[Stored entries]
>>
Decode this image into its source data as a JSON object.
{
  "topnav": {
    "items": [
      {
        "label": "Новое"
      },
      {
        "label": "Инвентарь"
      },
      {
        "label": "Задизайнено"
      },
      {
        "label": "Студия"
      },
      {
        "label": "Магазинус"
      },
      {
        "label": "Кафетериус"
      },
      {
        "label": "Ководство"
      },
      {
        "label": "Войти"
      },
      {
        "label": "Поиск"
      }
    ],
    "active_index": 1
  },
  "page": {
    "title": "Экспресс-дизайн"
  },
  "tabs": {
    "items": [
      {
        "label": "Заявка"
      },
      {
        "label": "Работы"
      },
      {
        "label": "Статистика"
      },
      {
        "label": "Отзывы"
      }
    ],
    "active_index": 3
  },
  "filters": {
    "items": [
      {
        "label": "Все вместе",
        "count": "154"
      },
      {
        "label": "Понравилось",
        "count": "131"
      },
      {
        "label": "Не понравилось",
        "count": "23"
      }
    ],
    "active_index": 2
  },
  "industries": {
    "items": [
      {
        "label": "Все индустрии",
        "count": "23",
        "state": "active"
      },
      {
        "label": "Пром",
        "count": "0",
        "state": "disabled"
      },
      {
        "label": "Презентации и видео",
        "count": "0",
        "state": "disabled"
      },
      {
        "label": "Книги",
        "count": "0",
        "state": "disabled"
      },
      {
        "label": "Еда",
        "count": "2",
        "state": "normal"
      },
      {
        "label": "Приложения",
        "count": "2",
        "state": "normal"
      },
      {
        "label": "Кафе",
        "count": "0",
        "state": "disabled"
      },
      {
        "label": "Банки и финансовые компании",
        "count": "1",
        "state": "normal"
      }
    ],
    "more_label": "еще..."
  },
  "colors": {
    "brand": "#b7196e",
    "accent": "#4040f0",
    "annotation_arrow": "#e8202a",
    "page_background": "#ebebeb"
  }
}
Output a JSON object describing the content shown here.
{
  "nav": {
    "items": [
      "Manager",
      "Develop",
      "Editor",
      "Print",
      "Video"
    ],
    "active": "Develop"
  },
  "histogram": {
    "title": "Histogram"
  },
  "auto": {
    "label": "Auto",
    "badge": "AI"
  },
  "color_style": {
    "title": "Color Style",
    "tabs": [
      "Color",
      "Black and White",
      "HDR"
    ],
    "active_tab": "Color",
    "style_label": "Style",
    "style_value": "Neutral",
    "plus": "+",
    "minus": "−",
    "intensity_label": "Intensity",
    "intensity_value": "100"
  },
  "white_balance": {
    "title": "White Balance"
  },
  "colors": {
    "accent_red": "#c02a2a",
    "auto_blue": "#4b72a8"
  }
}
<<
_PROBLEM_
Reproduce all data above, unchanged.

_CORRECT RESPONSE_
Decode this image into its source data as a JSON object.
{
  "topnav": {
    "items": [
      {
        "label": "Новое"
      },
      {
        "label": "Инвентарь"
      },
      {
        "label": "Задизайнено"
      },
      {
        "label": "Студия"
      },
      {
        "label": "Магазинус"
      },
      {
        "label": "Кафетериус"
      },
      {
        "label": "Ководство"
      },
      {
        "label": "Войти"
      },
      {
        "label": "Поиск"
      }
    ],
    "active_index": 1
  },
  "page": {
    "title": "Экспресс-дизайн"
  },
  "tabs": {
    "items": [
      {
        "label": "Заявка"
      },
      {
        "label": "Работы"
      },
      {
        "label": "Статистика"
      },
      {
        "label": "Отзывы"
      }
    ],
    "active_index": 3
  },
  "filters": {
    "items": [
      {
        "label": "Все вместе",
        "count": "154"
      },
      {
        "label": "Понравилось",
        "count": "131"
      },
      {
        "label": "Не понравилось",
        "count": "23"
      }
    ],
    "active_index": 2
  },
  "industries": {
    "items": [
      {
        "label": "Все индустрии",
        "count": "23",
        "state": "active"
      },
      {
        "label": "Пром",
        "count": "0",
        "state": "disabled"
      },
      {
        "label": "Презентации и видео",
        "count": "0",
        "state": "disabled"
      },
      {
        "label": "Книги",
        "count": "0",
        "state": "disabled"
      },
      {
        "label": "Еда",
        "count": "2",
        "state": "normal"
      },
      {
        "label": "Приложения",
        "count": "2",
        "state": "normal"
      },
      {
        "label": "Кафе",
        "count": "0",
        "state": "disabled"
      },
      {
        "label": "Банки и финансовые компании",
        "count": "1",
        "state": "normal"
      }
    ],
    "more_label": "еще..."
  },
  "colors": {
    "brand": "#b7196e",
    "accent": "#4040f0",
    "annotation_arrow": "#e8202a",
    "page_background": "#ebebeb"
  }
}
Output a JSON object describing the content shown here.
{
  "nav": {
    "items": [
      "Manager",
      "Develop",
      "Editor",
      "Print",
      "Video"
    ],
    "active": "Develop"
  },
  "histogram": {
    "title": "Histogram"
  },
  "auto": {
    "label": "Auto",
    "badge": "AI"
  },
  "color_style": {
    "title": "Color Style",
    "tabs": [
      "Color",
      "Black and White",
      "HDR"
    ],
    "active_tab": "Color",
    "style_label": "Style",
    "style_value": "Neutral",
    "plus": "+",
    "minus": "−",
    "intensity_label": "Intensity",
    "intensity_value": "100"
  },
  "white_balance": {
    "title": "White Balance"
  },
  "colors": {
    "accent_red": "#c02a2a",
    "auto_blue": "#4b72a8"
  }
}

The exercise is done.